● **Directions**
Using the records below, locate all lines containing "Comprobar" and return them.

● **Rows**
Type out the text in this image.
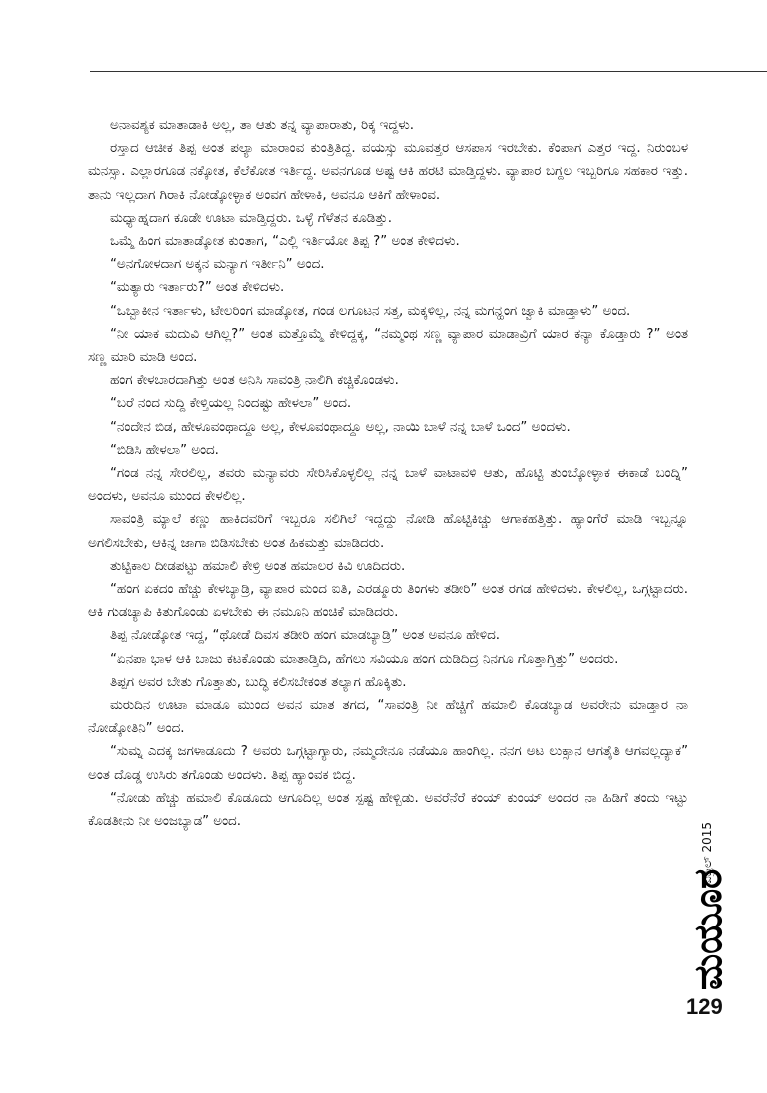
ಅನಾವಶ್ಯಕ ಮಾತಾಡಾಕಿ ಅಲ್ಲ, ತಾ ಆತು ತನ್ನ ವ್ಯಾಪಾರಾತು, ರಿಕ್ಕ ಇದ್ದಳು.

ರಸ್ತಾದ ಆಚೀಕ ತಿಪ್ಪ ಅಂತ ಪಲ್ಯಾ ಮಾರಾಂವ ಕುಂತ್ರಿತಿದ್ದ. ವಯಸ್ಸು ಮೂವತ್ತರ ಆಸಪಾಸ ಇರಬೇಕು. ಕೆಂಪಾಗ ಎತ್ತರ ಇದ್ದ. ನಿರುಂಬಳ ಮನಸ್ಸಾ. ಎಲ್ಲಾರಗೂಡ ನಕ್ಕೋತ, ಕೆಲೆಕೋತ ಇರ್ತಿದ್ದ. ಅವನಗೂಡ ಅಷ್ಟ ಆಕಿ ಹರಟಿ ಮಾಡ್ತಿದ್ದಳು. ವ್ಯಾಪಾರ ಬಗ್ದಲ ಇಬ್ಬರಿಗೂ ಸಹಕಾರ ಇತ್ತು. ತಾನು ಇಲ್ಲದಾಗ ಗಿರಾಕಿ ನೋಡ್ಕೋಳ್ಳಾಕ ಅಂವಗ ಹೇಳಾಕಿ, ಅವನೂ ಆಕಿಗೆ ಹೇಳಾಂವ.

ಮಧ್ಯಾಹ್ನದಾಗ ಕೂಡೇ ಊಟಾ ಮಾಡ್ತಿದ್ದರು. ಒಳ್ಳೆ ಗೆಳೆತನ ಕೂಡಿತ್ತು.

ಒಮ್ಮೆ ಹಿಂಗ ಮಾತಾಡ್ಕೋತ ಕುಂತಾಗ, “ಎಲ್ಲಿ ಇರ್ತಿಯೋ ತಿಪ್ಪ ?” ಅಂತ ಕೇಳಿದಳು.

“ಅನಗೋಳದಾಗ ಅಕ್ಕನ ಮನ್ಯಾಗ ಇರ್ತೀನಿ” ಅಂದ.

“ಮತ್ಯಾರು ಇರ್ತಾರು?” ಅಂತ ಕೇಳಿದಳು.

“ಒಬ್ಬಾಕೀನ ಇರ್ತಾಳು, ಟೇಲರಿಂಗ ಮಾಡ್ಕೋತ, ಗಂಡ ಲಗೂಟನ ಸತ್ತ, ಮಕ್ಕಳಿಲ್ಲ, ನನ್ನ ಮಗನ್ಹಂಗ ಜ್ವಾಕಿ ಮಾಡ್ತಾಳು” ಅಂದ.

“ನೀ ಯಾಕ ಮದುವಿ ಆಗಿಲ್ಲ?” ಅಂತ ಮತ್ತೊಮ್ಮೆ ಕೇಳಿದ್ದಕ್ಕ, “ನಮ್ಮಂಥ ಸಣ್ಣ ವ್ಯಾಪಾರ ಮಾಡಾವ್ರಿಗೆ ಯಾರ ಕನ್ಯಾ ಕೊಡ್ತಾರು ?” ಅಂತ ಸಣ್ಣ ಮಾರಿ ಮಾಡಿ ಅಂದ.

ಹಂಗ ಕೇಳಬಾರದಾಗಿತ್ತು ಅಂತ ಅನಿಸಿ ಸಾವಂತ್ರಿ ನಾಲಿಗಿ ಕಚ್ಚಿಕೊಂಡಳು.

“ಬರೆ ನಂದ ಸುದ್ದಿ ಕೇಳ್ತಿಯಲ್ಲ ನಿಂದಷ್ಟು ಹೇಳಲಾ” ಅಂದ.

“ನಂದೇನ ಬಿಡ, ಹೇಳೂವಂಥಾದ್ದೂ ಅಲ್ಲ, ಕೇಳೂವಂಥಾದ್ದೂ ಅಲ್ಲ, ನಾಯಿ ಬಾಳೆ ನನ್ನ ಬಾಳೆ ಒಂದ” ಅಂದಳು.

“ಬಿಡಿಸಿ ಹೇಳಲಾ” ಅಂದ.

“ಗಂಡ ನನ್ನ ಸೇರಲಿಲ್ಲ, ತವರು ಮನ್ಯಾವರು ಸೇರಿಸಿಕೊಳ್ಳಲಿಲ್ಲ ನನ್ನ ಬಾಳೆ ವಾಟಾವಳಿ ಆತು, ಹೊಟ್ಟಿ ತುಂಬ್ಕೋಳ್ಳಾಕ ಈಕಾಡೆ ಬಂದ್ನಿ” ಅಂದಳು, ಅವನೂ ಮುಂದ ಕೇಳಲಿಲ್ಲ.

ಸಾವಂತ್ರಿ ಮ್ಯಾಲೆ ಕಣ್ಣು ಹಾಕಿದವರಿಗೆ ಇಬ್ಬರೂ ಸಲಿಗಿಲೆ ಇದ್ದದ್ದು ನೋಡಿ ಹೊಟ್ಟಿಕಿಚ್ಚು ಆಗಾಕಹತ್ತಿತ್ತು. ಹ್ಯಾಂಗೆರೆ ಮಾಡಿ ಇಬ್ಬನ್ನೂ ಅಗಲಿಸಬೇಕು, ಆಕಿನ್ನ ಜಾಗಾ ಬಿಡಿಸಬೇಕು ಅಂತ ಹಿಕಮತ್ತು ಮಾಡಿದರು.

ತುಟ್ಟಿಕಾಲ ದೀಡಪಟ್ಟು ಹಮಾಲಿ ಕೇಳ್ರಿ ಅಂತ ಹಮಾಲರ ಕಿವಿ ಊದಿದರು.

“ಹಂಗ ಏಕದಂ ಹೆಚ್ಚು ಕೇಳಬ್ಯಾಡ್ರಿ, ವ್ಯಾಪಾರ ಮಂದ ಐತಿ, ಎರಡ್ಮೂರು ತಿಂಗಳು ತಡೀರಿ” ಅಂತ ರಗಡ ಹೇಳಿದಳು. ಕೇಳಲಿಲ್ಲ, ಒಗ್ಗಟ್ಟಾದರು. ಆಕಿ ಗುಡಚ್ಯಾಪಿ ಕಿತುಗೊಂಡು ಏಳಬೇಕು ಈ ನಮೂನಿ ಹಂಚಿಕೆ ಮಾಡಿದರು.

ತಿಪ್ಪ ನೋಡ್ಕೋತ ಇದ್ದ, “ಥೋಡೆ ದಿವಸ ತಡೀರಿ ಹಂಗ ಮಾಡಬ್ಯಾಡ್ರಿ” ಅಂತ ಅವನೂ ಹೇಳಿದ.

“ಏನಪಾ ಭಾಳ ಆಕಿ ಬಾಜು ಕಟಕೊಂಡು ಮಾತಾಡ್ತಿದಿ, ಹೆಗಲು ಸವಿಯೂ ಹಂಗ ದುಡಿದಿದ್ರ ನಿನಗೂ ಗೊತ್ತಾಗ್ತಿತ್ತು” ಅಂದರು.

ತಿಪ್ಪಗ ಅವರ ಬೇತು ಗೊತ್ತಾತು, ಬುದ್ಧಿ ಕಲಿಸಬೇಕಂತ ತಲ್ಯಾಗ ಹೊಕ್ಕಿತು.

ಮರುದಿನ ಊಟಾ ಮಾಡೂ ಮುಂದ ಅವನ ಮಾತ ತಗದ, “ಸಾವಂತ್ರಿ ನೀ ಹೆಚ್ಚಿಗೆ ಹಮಾಲಿ ಕೊಡಬ್ಯಾಡ ಅವರೇನು ಮಾಡ್ತಾರ ನಾ ನೋಡ್ಕೋತಿನಿ” ಅಂದ.

“ಸುಮ್ನ ಎದಕ್ಕ ಜಗಳಾಡೂದು ? ಅವರು ಒಗ್ಗಟ್ಟಾಗ್ಯಾರು, ನಮ್ಮದೇನೂ ನಡೆಯೂ ಹಾಂಗಿಲ್ಲ. ನನಗ ಅಟ ಲುಕ್ಸಾನ ಆಗತೈತಿ ಆಗವಲ್ಲದ್ಯಾಕ” ಅಂತ ದೊಡ್ಡ ಉಸಿರು ತಗೊಂಡು ಅಂದಳು. ತಿಪ್ಪ ಹ್ಯಾಂವಕ ಬಿದ್ದ.

“ನೋಡು ಹೆಚ್ಚು ಹಮಾಲಿ ಕೊಡೂದು ಆಗೂದಿಲ್ಲ ಅಂತ ಸ್ಪಷ್ಟ ಹೇಳ್ಬಿಡು. ಅವರೆನೆರೆ ಕಂಯ್ ಕುಂಯ್ ಅಂದರ ನಾ ಹಿಡಿಗೆ ತಂದು ಇಟ್ಟು ಕೊಡತೀನು ನೀ ಅಂಜಬ್ಯಾಡ” ಅಂದ.

ಏಪ್ರಿಲ್ 2015
ಮಯೂರ
129
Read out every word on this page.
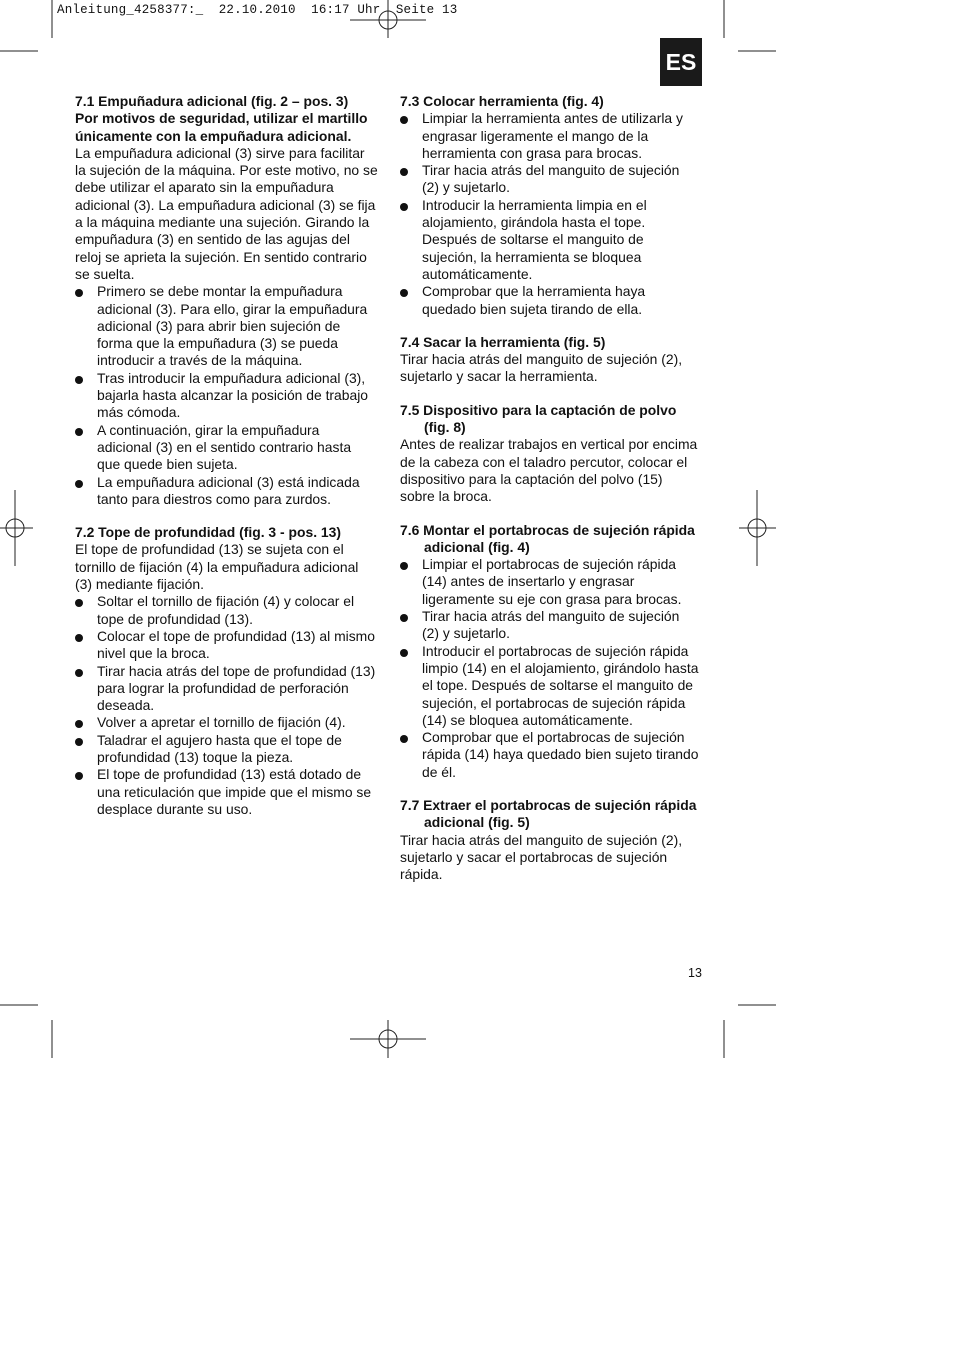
Anleitung_4258377:_  22.10.2010  16:17 Uhr  Seite 13
ES

7.1 Empuñadura adicional (fig. 2 – pos. 3)

Por motivos de seguridad, utilizar el martillo únicamente con la empuñadura adicional.

La empuñadura adicional (3) sirve para facilitar la sujeción de la máquina. Por este motivo, no se debe utilizar el aparato sin la empuñadura adicional (3). La empuñadura adicional (3) se fija a la máquina mediante una sujeción. Girando la empuñadura (3) en sentido de las agujas del reloj se aprieta la sujeción. En sentido contrario se suelta.

Primero se debe montar la empuñadura adicional (3). Para ello, girar la empuñadura adicional (3) para abrir bien sujeción de forma que la empuñadura (3) se pueda introducir a través de la máquina.
Tras introducir la empuñadura adicional (3), bajarla hasta alcanzar la posición de trabajo más cómoda.
A continuación, girar la empuñadura adicional (3) en el sentido contrario hasta que quede bien sujeta.
La empuñadura adicional (3) está indicada tanto para diestros como para zurdos.

7.2 Tope de profundidad (fig. 3 - pos. 13)

El tope de profundidad (13) se sujeta con el tornillo de fijación (4) la empuñadura adicional (3) mediante fijación.

Soltar el tornillo de fijación (4) y colocar el tope de profundidad (13).
Colocar el tope de profundidad (13) al mismo nivel que la broca.
Tirar hacia atrás del tope de profundidad (13) para lograr la profundidad de perforación deseada.
Volver a apretar el tornillo de fijación (4).
Taladrar el agujero hasta que el tope de profundidad (13) toque la pieza.
El tope de profundidad (13) está dotado de una reticulación que impide que el mismo se desplace durante su uso.

7.3 Colocar herramienta (fig. 4)

Limpiar la herramienta antes de utilizarla y engrasar ligeramente el mango de la herramienta con grasa para brocas.
Tirar hacia atrás del manguito de sujeción (2) y sujetarlo.
Introducir la herramienta limpia en el alojamiento, girándola hasta el tope. Después de soltarse el manguito de sujeción, la herramienta se bloquea automáticamente.
Comprobar que la herramienta haya quedado bien sujeta tirando de ella.

7.4 Sacar la herramienta (fig. 5)

Tirar hacia atrás del manguito de sujeción (2), sujetarlo y sacar la herramienta.

7.5 Dispositivo para la captación de polvo (fig. 8)

Antes de realizar trabajos en vertical por encima de la cabeza con el taladro percutor, colocar el dispositivo para la captación del polvo (15) sobre la broca.

7.6 Montar el portabrocas de sujeción rápida adicional (fig. 4)

Limpiar el portabrocas de sujeción rápida (14) antes de insertarlo y engrasar ligeramente su eje con grasa para brocas.
Tirar hacia atrás del manguito de sujeción (2) y sujetarlo.
Introducir el portabrocas de sujeción rápida limpio (14) en el alojamiento, girándolo hasta el tope. Después de soltarse el manguito de sujeción, el portabrocas de sujeción rápida (14) se bloquea automáticamente.
Comprobar que el portabrocas de sujeción rápida (14) haya quedado bien sujeto tirando de él.

7.7 Extraer el portabrocas de sujeción rápida adicional (fig. 5)

Tirar hacia atrás del manguito de sujeción (2), sujetarlo y sacar el portabrocas de sujeción rápida.

13
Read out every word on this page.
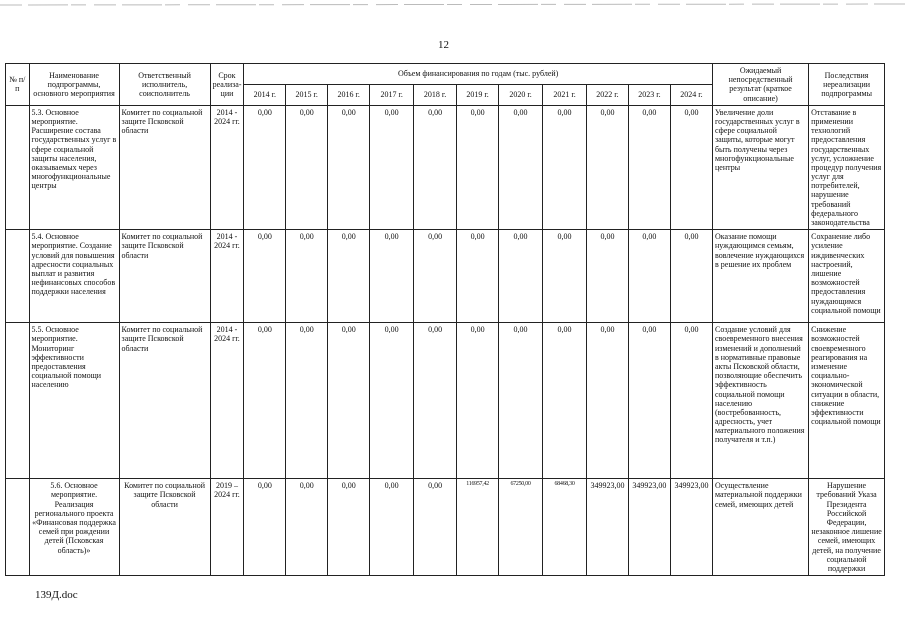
12
№ п/п	Наименование подпрограммы, основного мероприятия	Ответственный исполнитель, соисполнитель	Срок реализа-ции	Объем финансирования по годам (тыс. рублей)											Ожидаемый непосредственный результат (краткое описание)	Последствия нереализации подпрограммы
				2014 г.	2015 г.	2016 г.	2017 г.	2018 г.	2019 г.	2020 г.	2021 г.	2022 г.	2023 г.	2024 г.		
	5.3. Основное мероприятие. Расширение состава государственных услуг в сфере социальной защиты населения, оказываемых через многофункциональные центры	Комитет по социальной защите Псковской области	2014 - 2024 гг.	0,00	0,00	0,00	0,00	0,00	0,00	0,00	0,00	0,00	0,00	0,00	Увеличение доли государственных услуг в сфере социальной защиты, которые могут быть получены через многофункциональные центры	Отставание в применении технологий предоставления государственных услуг, усложнение процедур получения услуг для потребителей, нарушение требований федерального законодательства
	5.4. Основное мероприятие. Создание условий для повышения адресности социальных выплат и развития нефинансовых способов поддержки населения	Комитет по социальной защите Псковской области	2014 - 2024 гг.	0,00	0,00	0,00	0,00	0,00	0,00	0,00	0,00	0,00	0,00	0,00	Оказание помощи нуждающимся семьям, вовлечение нуждающихся в решение их проблем	Сохранение либо усиление иждивенческих настроений, лишение возможностей предоставления нуждающимся социальной помощи
	5.5. Основное мероприятие. Мониторинг эффективности предоставления социальной помощи населению	Комитет по социальной защите Псковской области	2014 - 2024 гг.	0,00	0,00	0,00	0,00	0,00	0,00	0,00	0,00	0,00	0,00	0,00	Создание условий для своевременного внесения изменений и дополнений в нормативные правовые акты Псковской области, позволяющие обеспечить эффективность социальной помощи населению (востребованность, адресность, учет материального положения получателя и т.п.)	Снижение возможностей своевременного реагирования на изменение социально-экономической ситуации в области, снижение эффективности социальной помощи
	5.6. Основное мероприятие. Реализация регионального проекта «Финансовая поддержка семей при рождении детей (Псковская область)»	Комитет по социальной защите Псковской области	2019 – 2024 гг.	0,00	0,00	0,00	0,00	0,00	116957,42	67250,00	68468,30	349923,00	349923,00	349923,00	Осуществление материальной поддержки семей, имеющих детей	Нарушение требований Указа Президента Российской Федерации, незаконное лишение семей, имеющих детей, на получение социальной поддержки
139Д.doc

● **Solution for this exercise**
Comprobar que la herramienta haya quedado bien sujeta tirando de ella.
Comprobar que el portabrocas de sujeción rápida (14) haya quedado bien sujeto tirando de él.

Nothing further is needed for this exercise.